▶ [Exercise instructions]
Which lines include the word "Output"? Copy each of them.

▶ [Task data]
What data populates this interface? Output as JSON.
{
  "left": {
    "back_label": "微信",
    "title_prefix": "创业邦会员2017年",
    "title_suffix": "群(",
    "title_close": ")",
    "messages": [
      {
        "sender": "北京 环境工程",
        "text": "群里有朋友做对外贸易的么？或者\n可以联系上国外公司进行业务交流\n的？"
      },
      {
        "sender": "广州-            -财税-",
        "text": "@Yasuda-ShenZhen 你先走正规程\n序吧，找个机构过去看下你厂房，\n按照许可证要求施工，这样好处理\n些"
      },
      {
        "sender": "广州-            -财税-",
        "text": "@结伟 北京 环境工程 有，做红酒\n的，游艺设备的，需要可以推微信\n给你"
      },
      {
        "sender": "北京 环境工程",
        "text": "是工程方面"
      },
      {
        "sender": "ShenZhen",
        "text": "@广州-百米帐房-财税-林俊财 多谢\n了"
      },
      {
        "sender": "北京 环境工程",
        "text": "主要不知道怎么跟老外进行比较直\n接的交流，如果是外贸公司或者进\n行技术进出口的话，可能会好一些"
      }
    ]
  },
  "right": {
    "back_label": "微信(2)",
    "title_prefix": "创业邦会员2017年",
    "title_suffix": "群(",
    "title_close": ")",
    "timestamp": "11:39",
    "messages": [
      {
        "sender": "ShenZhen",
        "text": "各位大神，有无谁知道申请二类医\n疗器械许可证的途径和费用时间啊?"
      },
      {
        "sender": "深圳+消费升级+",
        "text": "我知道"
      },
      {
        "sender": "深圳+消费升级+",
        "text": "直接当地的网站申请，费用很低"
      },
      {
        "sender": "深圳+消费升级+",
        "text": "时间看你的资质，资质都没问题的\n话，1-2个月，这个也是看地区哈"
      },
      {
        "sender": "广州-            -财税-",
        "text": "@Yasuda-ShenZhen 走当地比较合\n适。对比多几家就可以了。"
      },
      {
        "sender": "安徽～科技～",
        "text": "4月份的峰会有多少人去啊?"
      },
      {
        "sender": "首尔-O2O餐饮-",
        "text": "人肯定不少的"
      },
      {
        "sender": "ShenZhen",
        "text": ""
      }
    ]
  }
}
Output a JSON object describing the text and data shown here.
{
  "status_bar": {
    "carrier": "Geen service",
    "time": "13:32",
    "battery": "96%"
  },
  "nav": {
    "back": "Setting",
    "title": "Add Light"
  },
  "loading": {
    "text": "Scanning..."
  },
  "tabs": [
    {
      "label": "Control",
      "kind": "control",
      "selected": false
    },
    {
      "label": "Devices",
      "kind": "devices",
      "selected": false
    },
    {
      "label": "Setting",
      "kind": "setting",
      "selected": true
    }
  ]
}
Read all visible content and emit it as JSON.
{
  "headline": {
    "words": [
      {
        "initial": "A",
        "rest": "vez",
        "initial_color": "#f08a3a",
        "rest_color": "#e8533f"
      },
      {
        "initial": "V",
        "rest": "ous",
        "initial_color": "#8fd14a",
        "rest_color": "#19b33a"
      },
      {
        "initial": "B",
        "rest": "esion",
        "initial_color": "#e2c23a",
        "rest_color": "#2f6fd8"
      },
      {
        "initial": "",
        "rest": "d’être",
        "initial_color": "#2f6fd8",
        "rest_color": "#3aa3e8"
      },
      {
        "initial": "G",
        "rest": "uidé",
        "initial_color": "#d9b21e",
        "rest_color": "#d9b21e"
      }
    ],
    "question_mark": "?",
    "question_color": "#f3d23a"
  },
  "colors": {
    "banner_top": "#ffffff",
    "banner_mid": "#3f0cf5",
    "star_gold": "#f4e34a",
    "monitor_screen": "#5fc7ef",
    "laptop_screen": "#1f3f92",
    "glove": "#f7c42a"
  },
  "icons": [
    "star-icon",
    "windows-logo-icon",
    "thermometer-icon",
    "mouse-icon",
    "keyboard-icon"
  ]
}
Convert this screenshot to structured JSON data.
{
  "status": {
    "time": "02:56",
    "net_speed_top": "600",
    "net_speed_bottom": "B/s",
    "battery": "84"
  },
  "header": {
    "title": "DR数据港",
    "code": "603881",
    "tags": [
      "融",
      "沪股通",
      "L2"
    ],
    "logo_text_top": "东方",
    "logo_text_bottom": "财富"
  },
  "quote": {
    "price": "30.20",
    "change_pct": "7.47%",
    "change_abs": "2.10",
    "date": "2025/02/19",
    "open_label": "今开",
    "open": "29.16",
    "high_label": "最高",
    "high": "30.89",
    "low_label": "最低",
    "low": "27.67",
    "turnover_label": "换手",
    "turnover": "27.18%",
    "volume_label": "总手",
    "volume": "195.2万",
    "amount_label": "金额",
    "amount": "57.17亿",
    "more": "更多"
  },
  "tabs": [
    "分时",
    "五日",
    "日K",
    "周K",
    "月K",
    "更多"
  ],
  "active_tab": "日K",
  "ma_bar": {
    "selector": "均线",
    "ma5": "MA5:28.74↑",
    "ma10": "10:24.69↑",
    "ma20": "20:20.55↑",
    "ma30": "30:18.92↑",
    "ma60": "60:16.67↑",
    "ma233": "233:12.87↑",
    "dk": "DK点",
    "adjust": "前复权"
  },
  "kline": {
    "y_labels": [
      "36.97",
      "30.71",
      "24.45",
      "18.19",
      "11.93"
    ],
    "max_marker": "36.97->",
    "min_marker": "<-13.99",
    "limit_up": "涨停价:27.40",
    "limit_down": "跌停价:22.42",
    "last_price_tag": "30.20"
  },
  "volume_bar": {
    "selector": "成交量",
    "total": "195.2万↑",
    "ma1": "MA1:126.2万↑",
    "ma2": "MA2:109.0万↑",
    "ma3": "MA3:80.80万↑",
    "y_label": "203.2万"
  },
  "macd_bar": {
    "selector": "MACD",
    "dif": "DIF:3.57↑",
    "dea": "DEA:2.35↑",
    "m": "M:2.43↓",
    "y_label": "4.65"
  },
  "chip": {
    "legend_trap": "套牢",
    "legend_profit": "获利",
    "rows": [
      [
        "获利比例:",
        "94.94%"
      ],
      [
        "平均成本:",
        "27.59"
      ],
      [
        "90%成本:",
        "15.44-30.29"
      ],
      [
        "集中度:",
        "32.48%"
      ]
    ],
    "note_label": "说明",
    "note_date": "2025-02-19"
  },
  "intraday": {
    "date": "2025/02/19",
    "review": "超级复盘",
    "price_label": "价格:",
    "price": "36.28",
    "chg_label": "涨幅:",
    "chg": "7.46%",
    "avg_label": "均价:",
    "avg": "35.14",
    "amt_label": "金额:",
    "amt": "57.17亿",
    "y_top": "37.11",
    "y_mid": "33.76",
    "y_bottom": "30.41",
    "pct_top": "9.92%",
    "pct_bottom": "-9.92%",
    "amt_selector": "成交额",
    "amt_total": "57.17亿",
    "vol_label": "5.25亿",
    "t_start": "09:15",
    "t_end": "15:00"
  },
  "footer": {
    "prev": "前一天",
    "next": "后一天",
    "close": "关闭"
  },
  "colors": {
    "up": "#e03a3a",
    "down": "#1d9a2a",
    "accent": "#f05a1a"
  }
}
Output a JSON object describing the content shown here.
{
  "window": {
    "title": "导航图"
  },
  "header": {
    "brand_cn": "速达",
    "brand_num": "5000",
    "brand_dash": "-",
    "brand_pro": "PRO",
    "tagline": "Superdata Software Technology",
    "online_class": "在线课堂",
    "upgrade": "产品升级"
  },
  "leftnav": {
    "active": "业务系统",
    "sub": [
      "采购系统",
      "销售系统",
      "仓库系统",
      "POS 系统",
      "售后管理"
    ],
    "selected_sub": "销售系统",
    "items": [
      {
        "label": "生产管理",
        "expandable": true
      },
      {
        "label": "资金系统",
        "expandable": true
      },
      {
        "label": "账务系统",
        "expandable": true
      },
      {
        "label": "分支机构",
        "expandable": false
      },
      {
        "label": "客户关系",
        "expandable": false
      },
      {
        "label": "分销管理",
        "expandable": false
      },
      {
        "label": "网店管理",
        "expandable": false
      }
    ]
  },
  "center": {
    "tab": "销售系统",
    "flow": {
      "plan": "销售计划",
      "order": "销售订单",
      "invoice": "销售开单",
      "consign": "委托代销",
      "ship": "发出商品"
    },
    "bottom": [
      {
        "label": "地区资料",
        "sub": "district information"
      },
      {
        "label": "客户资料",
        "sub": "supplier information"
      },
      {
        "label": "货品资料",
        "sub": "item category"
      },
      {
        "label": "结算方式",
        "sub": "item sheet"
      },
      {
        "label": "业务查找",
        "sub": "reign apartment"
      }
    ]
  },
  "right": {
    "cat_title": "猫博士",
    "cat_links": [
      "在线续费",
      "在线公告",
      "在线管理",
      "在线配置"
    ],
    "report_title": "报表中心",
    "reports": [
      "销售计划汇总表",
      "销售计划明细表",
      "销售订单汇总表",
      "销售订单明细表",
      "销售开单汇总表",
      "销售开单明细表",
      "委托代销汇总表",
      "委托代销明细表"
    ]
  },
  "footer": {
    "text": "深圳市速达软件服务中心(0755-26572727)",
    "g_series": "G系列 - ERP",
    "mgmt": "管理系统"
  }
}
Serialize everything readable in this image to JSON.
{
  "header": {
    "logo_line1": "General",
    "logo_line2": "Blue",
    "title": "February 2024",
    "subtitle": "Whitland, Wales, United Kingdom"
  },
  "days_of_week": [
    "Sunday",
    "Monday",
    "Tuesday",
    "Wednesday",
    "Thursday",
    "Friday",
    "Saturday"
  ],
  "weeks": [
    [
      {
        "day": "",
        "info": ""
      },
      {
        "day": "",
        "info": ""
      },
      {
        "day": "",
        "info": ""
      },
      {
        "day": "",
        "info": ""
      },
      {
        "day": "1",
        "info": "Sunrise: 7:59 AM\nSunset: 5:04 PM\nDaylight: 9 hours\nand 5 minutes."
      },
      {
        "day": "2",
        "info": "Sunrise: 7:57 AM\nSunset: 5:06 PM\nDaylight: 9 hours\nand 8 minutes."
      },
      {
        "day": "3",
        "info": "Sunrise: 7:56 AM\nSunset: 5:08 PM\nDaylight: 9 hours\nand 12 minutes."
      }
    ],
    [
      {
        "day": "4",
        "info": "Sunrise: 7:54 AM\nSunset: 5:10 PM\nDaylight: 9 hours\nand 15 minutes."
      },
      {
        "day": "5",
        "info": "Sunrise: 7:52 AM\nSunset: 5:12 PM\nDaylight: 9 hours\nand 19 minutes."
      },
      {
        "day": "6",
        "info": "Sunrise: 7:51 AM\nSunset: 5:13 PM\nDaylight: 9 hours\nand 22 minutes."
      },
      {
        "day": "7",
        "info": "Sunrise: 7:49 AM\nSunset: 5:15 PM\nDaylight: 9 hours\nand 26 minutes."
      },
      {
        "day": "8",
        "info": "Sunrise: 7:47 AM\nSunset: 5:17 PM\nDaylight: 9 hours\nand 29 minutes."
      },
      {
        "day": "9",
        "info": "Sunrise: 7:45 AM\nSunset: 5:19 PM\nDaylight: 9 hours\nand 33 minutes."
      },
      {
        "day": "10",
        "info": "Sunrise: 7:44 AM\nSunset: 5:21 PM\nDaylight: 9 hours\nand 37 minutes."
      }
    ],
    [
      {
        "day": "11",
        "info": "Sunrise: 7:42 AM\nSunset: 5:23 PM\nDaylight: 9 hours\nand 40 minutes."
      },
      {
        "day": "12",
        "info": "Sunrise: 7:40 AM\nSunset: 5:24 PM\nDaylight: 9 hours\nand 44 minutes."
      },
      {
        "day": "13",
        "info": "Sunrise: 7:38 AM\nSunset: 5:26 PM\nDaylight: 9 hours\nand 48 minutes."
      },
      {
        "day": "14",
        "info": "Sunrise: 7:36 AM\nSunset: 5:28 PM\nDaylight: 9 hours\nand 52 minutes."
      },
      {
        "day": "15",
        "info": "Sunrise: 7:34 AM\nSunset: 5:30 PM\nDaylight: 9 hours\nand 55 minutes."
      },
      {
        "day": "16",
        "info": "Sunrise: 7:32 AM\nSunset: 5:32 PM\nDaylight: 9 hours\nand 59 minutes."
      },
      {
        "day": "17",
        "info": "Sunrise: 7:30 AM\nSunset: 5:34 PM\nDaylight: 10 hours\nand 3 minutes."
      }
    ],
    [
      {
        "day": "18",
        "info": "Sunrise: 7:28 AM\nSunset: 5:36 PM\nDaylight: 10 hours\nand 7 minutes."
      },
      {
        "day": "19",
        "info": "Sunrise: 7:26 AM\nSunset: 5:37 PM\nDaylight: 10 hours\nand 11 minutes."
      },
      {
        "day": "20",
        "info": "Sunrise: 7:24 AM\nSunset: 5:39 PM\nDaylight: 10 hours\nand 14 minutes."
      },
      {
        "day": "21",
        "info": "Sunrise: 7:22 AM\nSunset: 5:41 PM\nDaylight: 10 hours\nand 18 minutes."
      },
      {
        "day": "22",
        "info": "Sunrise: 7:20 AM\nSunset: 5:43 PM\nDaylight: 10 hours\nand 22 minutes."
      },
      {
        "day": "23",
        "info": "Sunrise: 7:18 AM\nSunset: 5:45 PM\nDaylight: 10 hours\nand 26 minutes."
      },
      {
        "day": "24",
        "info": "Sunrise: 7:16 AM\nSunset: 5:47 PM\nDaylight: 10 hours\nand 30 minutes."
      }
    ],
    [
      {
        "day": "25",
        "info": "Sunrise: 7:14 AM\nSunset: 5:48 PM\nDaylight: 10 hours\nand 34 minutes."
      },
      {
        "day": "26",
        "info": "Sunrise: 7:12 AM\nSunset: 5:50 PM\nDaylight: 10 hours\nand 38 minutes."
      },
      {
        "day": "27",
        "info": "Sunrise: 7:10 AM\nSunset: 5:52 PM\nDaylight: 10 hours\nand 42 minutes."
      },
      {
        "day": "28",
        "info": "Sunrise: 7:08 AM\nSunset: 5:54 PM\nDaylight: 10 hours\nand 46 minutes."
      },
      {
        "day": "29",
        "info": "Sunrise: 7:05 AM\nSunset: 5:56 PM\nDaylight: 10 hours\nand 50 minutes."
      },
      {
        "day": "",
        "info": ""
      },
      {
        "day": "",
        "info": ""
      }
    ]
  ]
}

▶ [Response]
What data populates this interface? Output as JSON.
Output a JSON object describing the text and data shown here.
Output a JSON object describing the content shown here.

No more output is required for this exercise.